Copy each line holding the string "中国地震灾害应急预案".
[BEGIN]
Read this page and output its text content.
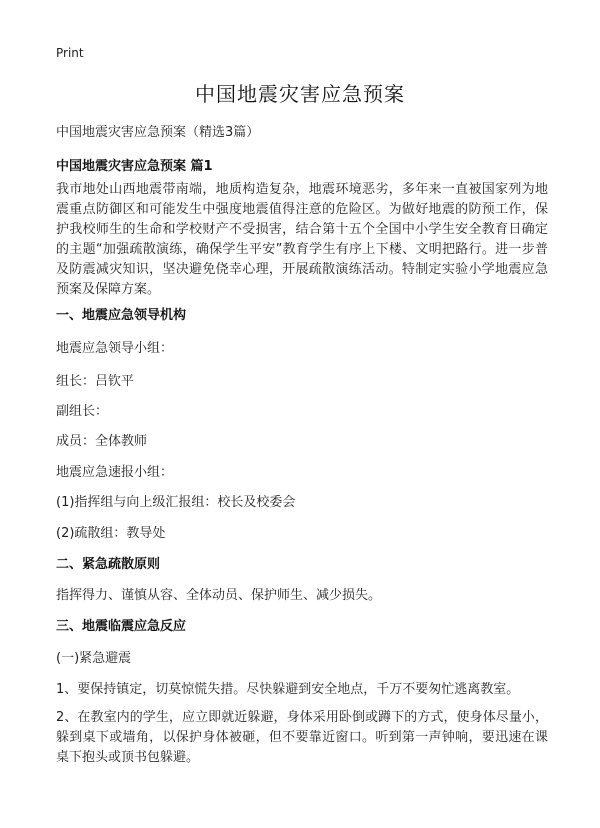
Print
中国地震灾害应急预案
中国地震灾害应急预案（精选3篇）
中国地震灾害应急预案 篇1
我市地处山西地震带南端，地质构造复杂，地震环境恶劣，多年来一直被国家列为地震重点防御区和可能发生中强度地震值得注意的危险区。为做好地震的防预工作，保护我校师生的生命和学校财产不受损害，结合第十五个全国中小学生安全教育日确定的主题“加强疏散演练，确保学生平安”教育学生有序上下楼、文明把路行。进一步普及防震减灾知识，坚决避免侥幸心理，开展疏散演练活动。特制定实验小学地震应急预案及保障方案。
一、地震应急领导机构
地震应急领导小组：
组长：吕钦平
副组长：
成员：全体教师
地震应急速报小组：
(1)指挥组与向上级汇报组：校长及校委会
(2)疏散组：教导处
二、紧急疏散原则
指挥得力、谨慎从容、全体动员、保护师生、减少损失。
三、地震临震应急反应
(一)紧急避震
1、要保持镇定，切莫惊慌失措。尽快躲避到安全地点，千万不要匆忙逃离教室。
2、在教室内的学生，应立即就近躲避，身体采用卧倒或蹲下的方式，使身体尽量小，躲到桌下或墙角，以保护身体被砸，但不要靠近窗口。听到第一声钟响，要迅速在课桌下抱头或顶书包躲避。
[END]
Solution for this exercise
中国地震灾害应急预案
中国地震灾害应急预案（精选3篇）
中国地震灾害应急预案 篇1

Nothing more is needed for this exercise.